### WHAT TO PRODUCE:
Every line below must be reproduced exactly. Copy them all.

### DATA FOR THIS EXERCISE:
--

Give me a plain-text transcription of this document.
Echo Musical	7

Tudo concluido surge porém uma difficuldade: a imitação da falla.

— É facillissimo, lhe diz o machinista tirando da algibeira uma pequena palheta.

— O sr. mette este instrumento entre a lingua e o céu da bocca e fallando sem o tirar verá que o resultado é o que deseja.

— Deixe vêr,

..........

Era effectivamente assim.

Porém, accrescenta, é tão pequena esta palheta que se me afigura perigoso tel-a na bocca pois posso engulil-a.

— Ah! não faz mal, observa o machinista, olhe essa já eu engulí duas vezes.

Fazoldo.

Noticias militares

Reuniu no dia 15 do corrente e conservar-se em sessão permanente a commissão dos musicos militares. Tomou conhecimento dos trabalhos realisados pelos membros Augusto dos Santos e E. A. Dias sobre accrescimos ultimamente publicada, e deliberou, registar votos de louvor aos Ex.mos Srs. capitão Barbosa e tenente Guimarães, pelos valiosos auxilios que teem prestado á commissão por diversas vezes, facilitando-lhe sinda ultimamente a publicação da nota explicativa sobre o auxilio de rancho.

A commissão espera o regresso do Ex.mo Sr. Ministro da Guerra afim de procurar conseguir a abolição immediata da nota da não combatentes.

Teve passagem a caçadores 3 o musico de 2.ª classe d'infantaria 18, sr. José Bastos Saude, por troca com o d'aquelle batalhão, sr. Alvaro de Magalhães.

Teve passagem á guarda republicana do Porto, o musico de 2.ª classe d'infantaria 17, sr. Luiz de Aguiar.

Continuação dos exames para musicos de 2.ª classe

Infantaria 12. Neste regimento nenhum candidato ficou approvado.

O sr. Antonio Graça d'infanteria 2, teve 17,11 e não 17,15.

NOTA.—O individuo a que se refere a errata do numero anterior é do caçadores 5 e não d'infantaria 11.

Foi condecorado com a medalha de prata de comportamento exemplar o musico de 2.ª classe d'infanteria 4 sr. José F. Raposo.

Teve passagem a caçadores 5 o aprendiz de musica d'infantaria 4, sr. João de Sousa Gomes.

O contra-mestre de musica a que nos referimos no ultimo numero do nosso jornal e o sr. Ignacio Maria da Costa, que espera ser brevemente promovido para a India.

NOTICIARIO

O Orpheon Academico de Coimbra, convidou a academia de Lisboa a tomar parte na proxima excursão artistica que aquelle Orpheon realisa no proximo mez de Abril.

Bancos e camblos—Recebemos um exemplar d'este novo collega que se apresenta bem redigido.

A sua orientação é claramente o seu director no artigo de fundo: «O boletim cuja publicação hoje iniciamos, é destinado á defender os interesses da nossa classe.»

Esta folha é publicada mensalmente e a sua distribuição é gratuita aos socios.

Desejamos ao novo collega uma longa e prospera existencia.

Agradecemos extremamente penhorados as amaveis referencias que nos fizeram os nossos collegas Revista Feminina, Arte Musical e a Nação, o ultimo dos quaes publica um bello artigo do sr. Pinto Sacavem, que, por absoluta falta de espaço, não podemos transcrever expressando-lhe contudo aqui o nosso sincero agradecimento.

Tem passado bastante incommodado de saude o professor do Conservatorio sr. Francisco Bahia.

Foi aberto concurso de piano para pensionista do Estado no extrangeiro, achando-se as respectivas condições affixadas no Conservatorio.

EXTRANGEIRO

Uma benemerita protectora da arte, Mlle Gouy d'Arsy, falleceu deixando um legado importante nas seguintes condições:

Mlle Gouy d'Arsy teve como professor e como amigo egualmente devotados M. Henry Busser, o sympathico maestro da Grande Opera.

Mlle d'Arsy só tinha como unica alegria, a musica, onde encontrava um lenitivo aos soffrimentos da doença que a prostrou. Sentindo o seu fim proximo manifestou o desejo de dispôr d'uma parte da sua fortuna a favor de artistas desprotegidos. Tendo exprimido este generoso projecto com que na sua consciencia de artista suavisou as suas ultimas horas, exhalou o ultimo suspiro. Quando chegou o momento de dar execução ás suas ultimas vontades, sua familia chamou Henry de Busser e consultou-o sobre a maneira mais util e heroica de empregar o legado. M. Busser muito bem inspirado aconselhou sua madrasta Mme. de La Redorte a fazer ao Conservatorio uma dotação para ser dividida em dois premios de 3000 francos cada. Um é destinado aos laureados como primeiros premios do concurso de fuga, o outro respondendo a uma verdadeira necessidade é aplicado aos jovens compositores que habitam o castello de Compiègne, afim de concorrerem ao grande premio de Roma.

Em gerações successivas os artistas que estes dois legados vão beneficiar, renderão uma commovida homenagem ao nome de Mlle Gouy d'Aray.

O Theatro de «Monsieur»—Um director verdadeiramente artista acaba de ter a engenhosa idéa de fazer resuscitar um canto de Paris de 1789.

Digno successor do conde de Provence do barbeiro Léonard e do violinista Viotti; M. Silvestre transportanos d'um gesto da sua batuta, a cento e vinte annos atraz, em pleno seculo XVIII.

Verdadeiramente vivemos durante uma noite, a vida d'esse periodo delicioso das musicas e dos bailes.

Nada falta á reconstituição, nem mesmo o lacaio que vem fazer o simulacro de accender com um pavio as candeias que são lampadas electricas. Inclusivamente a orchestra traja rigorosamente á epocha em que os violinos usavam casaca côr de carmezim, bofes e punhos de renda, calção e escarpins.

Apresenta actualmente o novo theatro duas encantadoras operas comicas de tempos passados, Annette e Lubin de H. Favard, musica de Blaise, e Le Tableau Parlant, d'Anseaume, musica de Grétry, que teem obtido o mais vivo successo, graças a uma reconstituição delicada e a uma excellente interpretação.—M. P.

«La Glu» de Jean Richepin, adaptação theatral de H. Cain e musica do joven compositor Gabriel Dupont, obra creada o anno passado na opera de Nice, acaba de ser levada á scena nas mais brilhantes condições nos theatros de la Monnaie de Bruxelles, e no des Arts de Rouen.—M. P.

--

### SOLUTION TO THE PROBLEM:
Give me a plain-text transcription of this document.
Echo Musical	7

Tudo concluido surge porém uma difficuldade: a imitação da falla.

— É facillissimo, lhe diz o machinista tirando da algibeira uma pequena palheta.

— O sr. mette este instrumento entre a lingua e o céu da bocca e fallando sem o tirar verá que o resultado é o que deseja.

— Deixe vêr,

..........

Era effectivamente assim.

Porém, accrescenta, é tão pequena esta palheta que se me afigura perigoso tel-a na bocca pois posso engulil-a.

— Ah! não faz mal, observa o machinista, olhe essa já eu engulí duas vezes.

Fazoldo.

Noticias militares

Reuniu no dia 15 do corrente e conservar-se em sessão permanente a commissão dos musicos militares. Tomou conhecimento dos trabalhos realisados pelos membros Augusto dos Santos e E. A. Dias sobre accrescimos ultimamente publicada, e deliberou, registar votos de louvor aos Ex.mos Srs. capitão Barbosa e tenente Guimarães, pelos valiosos auxilios que teem prestado á commissão por diversas vezes, facilitando-lhe sinda ultimamente a publicação da nota explicativa sobre o auxilio de rancho.

A commissão espera o regresso do Ex.mo Sr. Ministro da Guerra afim de procurar conseguir a abolição immediata da nota da não combatentes.

Teve passagem a caçadores 3 o musico de 2.ª classe d'infantaria 18, sr. José Bastos Saude, por troca com o d'aquelle batalhão, sr. Alvaro de Magalhães.

Teve passagem á guarda republicana do Porto, o musico de 2.ª classe d'infantaria 17, sr. Luiz de Aguiar.

Continuação dos exames para musicos de 2.ª classe

Infantaria 12. Neste regimento nenhum candidato ficou approvado.

O sr. Antonio Graça d'infanteria 2, teve 17,11 e não 17,15.

NOTA.—O individuo a que se refere a errata do numero anterior é do caçadores 5 e não d'infantaria 11.

Foi condecorado com a medalha de prata de comportamento exemplar o musico de 2.ª classe d'infanteria 4 sr. José F. Raposo.

Teve passagem a caçadores 5 o aprendiz de musica d'infantaria 4, sr. João de Sousa Gomes.

O contra-mestre de musica a que nos referimos no ultimo numero do nosso jornal e o sr. Ignacio Maria da Costa, que espera ser brevemente promovido para a India.

NOTICIARIO

O Orpheon Academico de Coimbra, convidou a academia de Lisboa a tomar parte na proxima excursão artistica que aquelle Orpheon realisa no proximo mez de Abril.

Bancos e camblos—Recebemos um exemplar d'este novo collega que se apresenta bem redigido.

A sua orientação é claramente o seu director no artigo de fundo: «O boletim cuja publicação hoje iniciamos, é destinado á defender os interesses da nossa classe.»

Esta folha é publicada mensalmente e a sua distribuição é gratuita aos socios.

Desejamos ao novo collega uma longa e prospera existencia.

Agradecemos extremamente penhorados as amaveis referencias que nos fizeram os nossos collegas Revista Feminina, Arte Musical e a Nação, o ultimo dos quaes publica um bello artigo do sr. Pinto Sacavem, que, por absoluta falta de espaço, não podemos transcrever expressando-lhe contudo aqui o nosso sincero agradecimento.

Tem passado bastante incommodado de saude o professor do Conservatorio sr. Francisco Bahia.

Foi aberto concurso de piano para pensionista do Estado no extrangeiro, achando-se as respectivas condições affixadas no Conservatorio.

EXTRANGEIRO

Uma benemerita protectora da arte, Mlle Gouy d'Arsy, falleceu deixando um legado importante nas seguintes condições:

Mlle Gouy d'Arsy teve como professor e como amigo egualmente devotados M. Henry Busser, o sympathico maestro da Grande Opera.

Mlle d'Arsy só tinha como unica alegria, a musica, onde encontrava um lenitivo aos soffrimentos da doença que a prostrou. Sentindo o seu fim proximo manifestou o desejo de dispôr d'uma parte da sua fortuna a favor de artistas desprotegidos. Tendo exprimido este generoso projecto com que na sua consciencia de artista suavisou as suas ultimas horas, exhalou o ultimo suspiro. Quando chegou o momento de dar execução ás suas ultimas vontades, sua familia chamou Henry de Busser e consultou-o sobre a maneira mais util e heroica de empregar o legado. M. Busser muito bem inspirado aconselhou sua madrasta Mme. de La Redorte a fazer ao Conservatorio uma dotação para ser dividida em dois premios de 3000 francos cada. Um é destinado aos laureados como primeiros premios do concurso de fuga, o outro respondendo a uma verdadeira necessidade é aplicado aos jovens compositores que habitam o castello de Compiègne, afim de concorrerem ao grande premio de Roma.

Em gerações successivas os artistas que estes dois legados vão beneficiar, renderão uma commovida homenagem ao nome de Mlle Gouy d'Aray.

O Theatro de «Monsieur»—Um director verdadeiramente artista acaba de ter a engenhosa idéa de fazer resuscitar um canto de Paris de 1789.

Digno successor do conde de Provence do barbeiro Léonard e do violinista Viotti; M. Silvestre transportanos d'um gesto da sua batuta, a cento e vinte annos atraz, em pleno seculo XVIII.

Verdadeiramente vivemos durante uma noite, a vida d'esse periodo delicioso das musicas e dos bailes.

Nada falta á reconstituição, nem mesmo o lacaio que vem fazer o simulacro de accender com um pavio as candeias que são lampadas electricas. Inclusivamente a orchestra traja rigorosamente á epocha em que os violinos usavam casaca côr de carmezim, bofes e punhos de renda, calção e escarpins.

Apresenta actualmente o novo theatro duas encantadoras operas comicas de tempos passados, Annette e Lubin de H. Favard, musica de Blaise, e Le Tableau Parlant, d'Anseaume, musica de Grétry, que teem obtido o mais vivo successo, graças a uma reconstituição delicada e a uma excellente interpretação.—M. P.

«La Glu» de Jean Richepin, adaptação theatral de H. Cain e musica do joven compositor Gabriel Dupont, obra creada o anno passado na opera de Nice, acaba de ser levada á scena nas mais brilhantes condições nos theatros de la Monnaie de Bruxelles, e no des Arts de Rouen.—M. P.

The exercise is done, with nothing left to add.